» **Text block**:
Metadata-Version: 2.4
Name: report-compiler
Version: 0.1.5
Summary: A tool for compiling reports from various sources.
Author-email: YOUR NAME <your@email.com>
Classifier: Programming Language :: Python :: 3
Classifier: License :: OSI Approved :: MIT License
Classifier: Operating System :: OS Independent
Requires-Python: >=3.7
Description-Content-Type: text/markdown
Requires-Dist: comtypes>=1.2.1
Requires-Dist: Pillow>=10.2.0
Requires-Dist: python-docx>=1.1.0
Requires-Dist: PyMuPDF>=1.26.3
Requires-Dist: typer>=0.9.0
Requires-Dist: pywin32; sys_platform == "win32"

# Report Compiler

A Python-based automated DOCX and PDF report compiler for engineering teams. This tool allows engineers to write reports in Word, use placeholders to insert external PDFs, and compile everything into a professional PDF with a single command.

» **Records provided**:

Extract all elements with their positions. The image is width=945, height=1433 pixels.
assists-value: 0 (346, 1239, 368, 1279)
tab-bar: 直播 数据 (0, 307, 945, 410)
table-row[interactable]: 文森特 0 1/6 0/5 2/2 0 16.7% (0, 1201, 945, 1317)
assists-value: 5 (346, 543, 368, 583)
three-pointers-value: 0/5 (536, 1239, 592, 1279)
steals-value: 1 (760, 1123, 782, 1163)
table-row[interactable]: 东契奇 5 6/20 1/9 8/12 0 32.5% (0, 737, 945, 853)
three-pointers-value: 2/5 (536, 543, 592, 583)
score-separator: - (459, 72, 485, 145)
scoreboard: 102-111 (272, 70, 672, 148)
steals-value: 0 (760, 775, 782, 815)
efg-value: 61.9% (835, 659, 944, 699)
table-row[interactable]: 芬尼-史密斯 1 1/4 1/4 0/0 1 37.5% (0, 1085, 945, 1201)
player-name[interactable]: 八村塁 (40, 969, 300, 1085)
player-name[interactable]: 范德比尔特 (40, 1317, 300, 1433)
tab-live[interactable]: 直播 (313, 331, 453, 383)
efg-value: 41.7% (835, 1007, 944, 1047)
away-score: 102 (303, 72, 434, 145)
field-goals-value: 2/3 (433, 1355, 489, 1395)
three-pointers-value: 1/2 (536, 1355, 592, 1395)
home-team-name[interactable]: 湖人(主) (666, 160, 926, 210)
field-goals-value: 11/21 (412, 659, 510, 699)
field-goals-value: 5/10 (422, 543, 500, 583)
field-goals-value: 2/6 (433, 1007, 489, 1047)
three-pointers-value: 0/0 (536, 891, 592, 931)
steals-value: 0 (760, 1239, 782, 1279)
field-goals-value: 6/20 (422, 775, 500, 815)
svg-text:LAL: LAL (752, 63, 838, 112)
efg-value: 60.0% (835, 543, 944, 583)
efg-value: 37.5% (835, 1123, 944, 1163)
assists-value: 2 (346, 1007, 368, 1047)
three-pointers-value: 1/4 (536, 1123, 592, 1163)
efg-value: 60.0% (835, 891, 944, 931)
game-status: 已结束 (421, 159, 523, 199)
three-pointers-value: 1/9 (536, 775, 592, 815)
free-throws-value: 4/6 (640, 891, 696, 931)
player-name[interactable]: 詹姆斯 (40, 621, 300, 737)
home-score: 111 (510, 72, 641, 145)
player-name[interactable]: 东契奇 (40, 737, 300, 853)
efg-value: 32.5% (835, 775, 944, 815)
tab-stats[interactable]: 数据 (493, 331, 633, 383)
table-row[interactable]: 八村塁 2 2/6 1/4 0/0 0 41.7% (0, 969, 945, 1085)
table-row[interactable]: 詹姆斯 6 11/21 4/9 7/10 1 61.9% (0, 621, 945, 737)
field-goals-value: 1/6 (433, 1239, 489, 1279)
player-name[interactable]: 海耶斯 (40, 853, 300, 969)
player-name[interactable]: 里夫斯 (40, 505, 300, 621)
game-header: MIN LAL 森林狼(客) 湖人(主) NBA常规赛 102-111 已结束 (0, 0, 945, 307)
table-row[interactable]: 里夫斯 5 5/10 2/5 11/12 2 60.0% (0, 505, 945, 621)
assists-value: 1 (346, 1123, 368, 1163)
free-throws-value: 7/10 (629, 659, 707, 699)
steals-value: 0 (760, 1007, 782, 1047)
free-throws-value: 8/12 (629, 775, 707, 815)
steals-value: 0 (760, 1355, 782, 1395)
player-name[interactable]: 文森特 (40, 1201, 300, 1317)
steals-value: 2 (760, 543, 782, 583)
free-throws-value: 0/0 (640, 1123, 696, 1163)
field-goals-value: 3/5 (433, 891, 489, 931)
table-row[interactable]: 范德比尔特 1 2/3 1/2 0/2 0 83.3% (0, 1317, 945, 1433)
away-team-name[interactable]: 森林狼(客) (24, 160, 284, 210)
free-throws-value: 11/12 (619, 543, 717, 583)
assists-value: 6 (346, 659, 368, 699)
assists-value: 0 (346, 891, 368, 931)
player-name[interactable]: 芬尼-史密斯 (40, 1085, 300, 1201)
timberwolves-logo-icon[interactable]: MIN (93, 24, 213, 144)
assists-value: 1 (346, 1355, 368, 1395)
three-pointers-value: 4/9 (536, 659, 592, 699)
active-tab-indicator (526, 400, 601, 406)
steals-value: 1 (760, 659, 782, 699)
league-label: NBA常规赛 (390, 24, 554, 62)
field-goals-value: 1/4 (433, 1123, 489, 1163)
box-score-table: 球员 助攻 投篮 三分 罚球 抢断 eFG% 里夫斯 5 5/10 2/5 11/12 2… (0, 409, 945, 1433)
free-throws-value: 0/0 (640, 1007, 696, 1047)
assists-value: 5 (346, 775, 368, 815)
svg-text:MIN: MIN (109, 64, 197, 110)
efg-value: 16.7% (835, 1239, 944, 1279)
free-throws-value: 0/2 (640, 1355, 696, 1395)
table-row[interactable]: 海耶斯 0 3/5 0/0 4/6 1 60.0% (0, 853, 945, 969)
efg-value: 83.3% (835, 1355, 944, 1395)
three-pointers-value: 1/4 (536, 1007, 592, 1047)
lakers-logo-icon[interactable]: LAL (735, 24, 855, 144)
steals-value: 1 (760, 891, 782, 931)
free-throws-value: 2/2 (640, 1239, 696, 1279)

» **Jobs**:
a – In the report-compiler metadata, copy the part from "# Report Compiler" up to and including "a single command." word for word.
b – Answer these questions about the report-compiler metadata:
(i) Under which license is the package classified?
(ii) Which required dependency applies only when sys_platform is "win32"?
(iii) For whom is the report compiler intended?

» **In response**:
a –
# Report Compiler

A Python-based automated DOCX and PDF report compiler for engineering teams. This tool allows engineers to write reports in Word, use placeholders to insert external PDFs, and compile everything into a professional PDF with a single command.

b –
(i) The MIT License.
(ii) pywin32.
(iii) Engineering teams.